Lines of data
※ ※ ※

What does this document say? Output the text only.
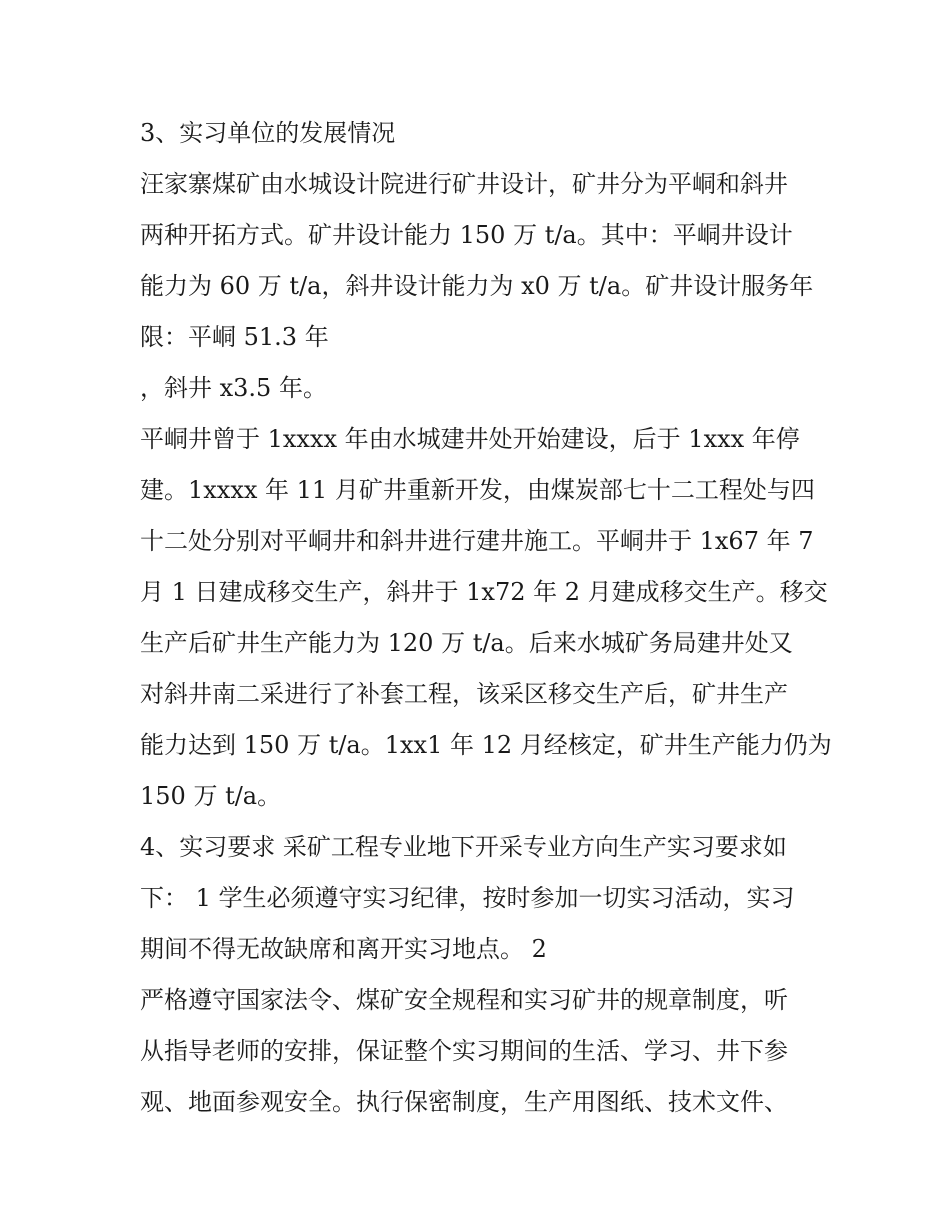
3、实习单位的发展情况
汪家寨煤矿由水城设计院进行矿井设计，矿井分为平峒和斜井
两种开拓方式。矿井设计能力 150 万 t/a。其中：平峒井设计
能力为 60 万 t/a，斜井设计能力为 x0 万 t/a。矿井设计服务年
限：平峒 51.3 年
，斜井 x3.5 年。
平峒井曾于 1xxxx 年由水城建井处开始建设，后于 1xxx 年停
建。1xxxx 年 11 月矿井重新开发，由煤炭部七十二工程处与四
十二处分别对平峒井和斜井进行建井施工。平峒井于 1x67 年 7
月 1 日建成移交生产，斜井于 1x72 年 2 月建成移交生产。移交
生产后矿井生产能力为 120 万 t/a。后来水城矿务局建井处又
对斜井南二采进行了补套工程，该采区移交生产后，矿井生产
能力达到 150 万 t/a。1xx1 年 12 月经核定，矿井生产能力仍为
150 万 t/a。
4、实习要求 采矿工程专业地下开采专业方向生产实习要求如
下： 1 学生必须遵守实习纪律，按时参加一切实习活动，实习
期间不得无故缺席和离开实习地点。 2
严格遵守国家法令、煤矿安全规程和实习矿井的规章制度，听
从指导老师的安排，保证整个实习期间的生活、学习、井下参
观、地面参观安全。执行保密制度，生产用图纸、技术文件、
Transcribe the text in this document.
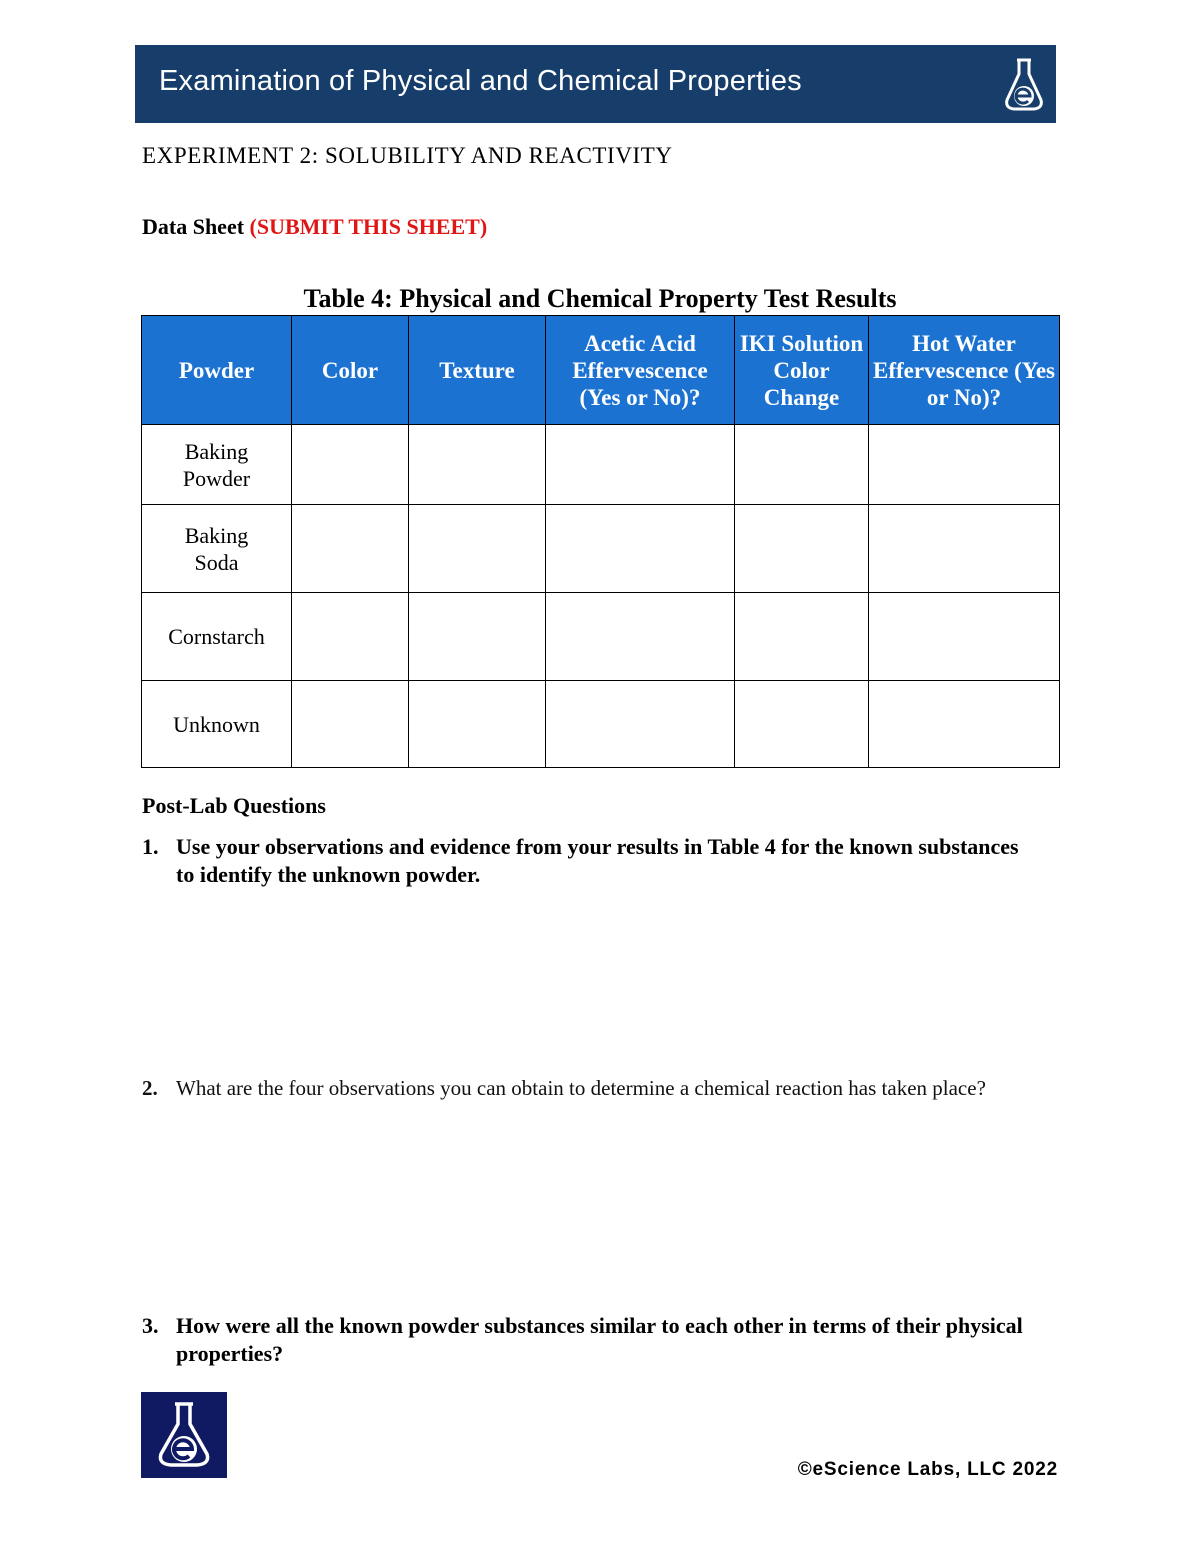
Examination of Physical and Chemical Properties
EXPERIMENT 2: SOLUBILITY AND REACTIVITY
Data Sheet (SUBMIT THIS SHEET)
Table 4: Physical and Chemical Property Test Results
Powder	Color	Texture	Acetic Acid Effervescence (Yes or No)?	IKI Solution Color Change	Hot Water Effervescence (Yes or No)?
Baking Powder					
Baking Soda					
Cornstarch					
Unknown					
Post-Lab Questions
1. Use your observations and evidence from your results in Table 4 for the known substances to identify the unknown powder.
2. What are the four observations you can obtain to determine a chemical reaction has taken place?
3. How were all the known powder substances similar to each other in terms of their physical properties?
©eScience Labs, LLC 2022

※ ※ ※

WHAT THE TASK ASKS -
An exact transcription of all the entries is required, without the pictures.

RIGHT ANSWER -
What does this document say? Output the text only.
3、实习单位的发展情况
汪家寨煤矿由水城设计院进行矿井设计，矿井分为平峒和斜井
两种开拓方式。矿井设计能力 150 万 t/a。其中：平峒井设计
能力为 60 万 t/a，斜井设计能力为 x0 万 t/a。矿井设计服务年
限：平峒 51.3 年
，斜井 x3.5 年。
平峒井曾于 1xxxx 年由水城建井处开始建设，后于 1xxx 年停
建。1xxxx 年 11 月矿井重新开发，由煤炭部七十二工程处与四
十二处分别对平峒井和斜井进行建井施工。平峒井于 1x67 年 7
月 1 日建成移交生产，斜井于 1x72 年 2 月建成移交生产。移交
生产后矿井生产能力为 120 万 t/a。后来水城矿务局建井处又
对斜井南二采进行了补套工程，该采区移交生产后，矿井生产
能力达到 150 万 t/a。1xx1 年 12 月经核定，矿井生产能力仍为
150 万 t/a。
4、实习要求 采矿工程专业地下开采专业方向生产实习要求如
下： 1 学生必须遵守实习纪律，按时参加一切实习活动，实习
期间不得无故缺席和离开实习地点。 2
严格遵守国家法令、煤矿安全规程和实习矿井的规章制度，听
从指导老师的安排，保证整个实习期间的生活、学习、井下参
观、地面参观安全。执行保密制度，生产用图纸、技术文件、
Transcribe the text in this document.
Examination of Physical and Chemical Properties
EXPERIMENT 2: SOLUBILITY AND REACTIVITY
Data Sheet (SUBMIT THIS SHEET)
Table 4: Physical and Chemical Property Test Results
Powder	Color	Texture	Acetic Acid Effervescence (Yes or No)?	IKI Solution Color Change	Hot Water Effervescence (Yes or No)?
Baking Powder					
Baking Soda					
Cornstarch					
Unknown					
Post-Lab Questions
1. Use your observations and evidence from your results in Table 4 for the known substances to identify the unknown powder.
2. What are the four observations you can obtain to determine a chemical reaction has taken place?
3. How were all the known powder substances similar to each other in terms of their physical properties?
©eScience Labs, LLC 2022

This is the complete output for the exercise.